START Document extract
UTSVT's 47-member team completed Solorean in June 2008, just too late to compete in the North American Solar Challenge that summer. Samsung Solorean competed in the 2009 and 2010 FSGP and 2010 American Solar Challenge.

=== TexSun ===
TexSun was completed spring 2013 at a cost of $140,000, $50,000 of which was donated by Circuit of the Americas. The three-wheeled vehicle has an aluminum space-frame chassis, carbon fiber body, and uses an Enertrac 602 hub motor to power the rear wheel. The batteries are lithium iron phosphate. It weighs between 500 and 600 lb. The solar panels, mounted to a carbon-kevlar wing, provide a maximum of 1300 W. The car has a theoretical top speed of 60 to 70 mph.

TexSun placed sixth at the 2013 Formula Sun Grand Prix held at Circuit of the Americas for the first time. In 2014 the Cockrell School hosted the Formula Sun Grand Prix and the American Solar Challenge. TexSun participated in the 2015 and 2016 FSGPs, and competed for the last time at the 2017 FSGP, which the team hosted.
END Document extract
Actions to take:
**1.** Answer these questions on the solar car text.
(a) In what month and year did UTSVT's team complete Solorean?
(b) How much did Circuit of the Americas donate toward the cost of TexSun?
(c) What place did TexSun take at the 2013 Formula Sun Grand Prix?
**2.** Copy the solar car text, beginning with the words "TexSun placed sixth" and ending after "the team hosted.". Switch "sixth" to "fifth".
Answer using only the text above.
START Data for review
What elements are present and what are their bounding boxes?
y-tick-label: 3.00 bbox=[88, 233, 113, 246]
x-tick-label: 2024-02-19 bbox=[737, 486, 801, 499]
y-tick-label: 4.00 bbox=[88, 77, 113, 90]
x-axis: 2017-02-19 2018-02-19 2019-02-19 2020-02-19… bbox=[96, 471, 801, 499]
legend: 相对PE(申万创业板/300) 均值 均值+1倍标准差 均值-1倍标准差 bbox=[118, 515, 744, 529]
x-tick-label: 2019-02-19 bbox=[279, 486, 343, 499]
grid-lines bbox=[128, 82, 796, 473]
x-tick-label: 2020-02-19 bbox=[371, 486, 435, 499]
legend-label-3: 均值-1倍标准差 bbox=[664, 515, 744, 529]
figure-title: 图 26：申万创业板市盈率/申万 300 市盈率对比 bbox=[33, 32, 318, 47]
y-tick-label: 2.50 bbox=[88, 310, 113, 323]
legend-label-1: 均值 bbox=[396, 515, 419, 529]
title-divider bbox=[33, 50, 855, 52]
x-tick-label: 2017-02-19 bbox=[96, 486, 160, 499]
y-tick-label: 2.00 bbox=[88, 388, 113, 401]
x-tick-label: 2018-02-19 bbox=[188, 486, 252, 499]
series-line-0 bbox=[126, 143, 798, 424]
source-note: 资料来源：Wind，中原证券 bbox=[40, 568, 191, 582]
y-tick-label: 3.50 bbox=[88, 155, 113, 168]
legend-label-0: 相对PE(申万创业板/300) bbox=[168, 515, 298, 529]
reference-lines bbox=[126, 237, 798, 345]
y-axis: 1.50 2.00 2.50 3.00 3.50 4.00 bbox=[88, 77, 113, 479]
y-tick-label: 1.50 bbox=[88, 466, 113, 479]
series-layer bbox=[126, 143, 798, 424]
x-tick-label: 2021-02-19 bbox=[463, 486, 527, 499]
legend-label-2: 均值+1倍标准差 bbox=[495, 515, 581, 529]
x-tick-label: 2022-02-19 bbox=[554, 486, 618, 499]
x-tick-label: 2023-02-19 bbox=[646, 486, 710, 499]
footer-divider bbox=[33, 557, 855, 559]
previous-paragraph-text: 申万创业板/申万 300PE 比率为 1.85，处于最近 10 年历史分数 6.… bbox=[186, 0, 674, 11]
END Data for review
Responses to the exercise:
**1.**
(a) June 2008
(b) $50,000
(c) Sixth

**2.**
TexSun placed fifth at the 2013 Formula Sun Grand Prix held at Circuit of the Americas for the first time. In 2014 the Cockrell School hosted the Formula Sun Grand Prix and the American Solar Challenge. TexSun participated in the 2015 and 2016 FSGPs, and competed for the last time at the 2017 FSGP, which the team hosted.